Problem statement: Will you quote all of the entries, word for word?

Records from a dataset

** begin **

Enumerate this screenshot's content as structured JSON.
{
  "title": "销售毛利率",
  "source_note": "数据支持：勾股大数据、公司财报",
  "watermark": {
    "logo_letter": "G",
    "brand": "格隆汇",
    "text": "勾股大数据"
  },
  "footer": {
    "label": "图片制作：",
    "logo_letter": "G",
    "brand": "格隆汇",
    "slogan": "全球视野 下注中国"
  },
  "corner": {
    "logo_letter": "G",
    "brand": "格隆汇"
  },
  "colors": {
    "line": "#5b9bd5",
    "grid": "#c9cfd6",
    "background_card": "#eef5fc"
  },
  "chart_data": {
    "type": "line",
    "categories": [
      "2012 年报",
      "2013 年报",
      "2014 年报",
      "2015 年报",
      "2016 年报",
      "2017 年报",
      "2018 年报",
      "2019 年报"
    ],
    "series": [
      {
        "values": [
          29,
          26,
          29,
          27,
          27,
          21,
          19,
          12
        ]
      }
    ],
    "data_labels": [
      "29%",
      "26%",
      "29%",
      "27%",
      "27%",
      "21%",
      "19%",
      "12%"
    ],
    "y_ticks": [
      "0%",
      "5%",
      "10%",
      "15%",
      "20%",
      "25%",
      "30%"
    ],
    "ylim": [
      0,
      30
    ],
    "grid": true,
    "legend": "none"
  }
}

** end **

Exercise solution:
Enumerate this screenshot's content as structured JSON.
{
  "title": "销售毛利率",
  "source_note": "数据支持：勾股大数据、公司财报",
  "watermark": {
    "logo_letter": "G",
    "brand": "格隆汇",
    "text": "勾股大数据"
  },
  "footer": {
    "label": "图片制作：",
    "logo_letter": "G",
    "brand": "格隆汇",
    "slogan": "全球视野 下注中国"
  },
  "corner": {
    "logo_letter": "G",
    "brand": "格隆汇"
  },
  "colors": {
    "line": "#5b9bd5",
    "grid": "#c9cfd6",
    "background_card": "#eef5fc"
  },
  "chart_data": {
    "type": "line",
    "categories": [
      "2012 年报",
      "2013 年报",
      "2014 年报",
      "2015 年报",
      "2016 年报",
      "2017 年报",
      "2018 年报",
      "2019 年报"
    ],
    "series": [
      {
        "values": [
          29,
          26,
          29,
          27,
          27,
          21,
          19,
          12
        ]
      }
    ],
    "data_labels": [
      "29%",
      "26%",
      "29%",
      "27%",
      "27%",
      "21%",
      "19%",
      "12%"
    ],
    "y_ticks": [
      "0%",
      "5%",
      "10%",
      "15%",
      "20%",
      "25%",
      "30%"
    ],
    "ylim": [
      0,
      30
    ],
    "grid": true,
    "legend": "none"
  }
}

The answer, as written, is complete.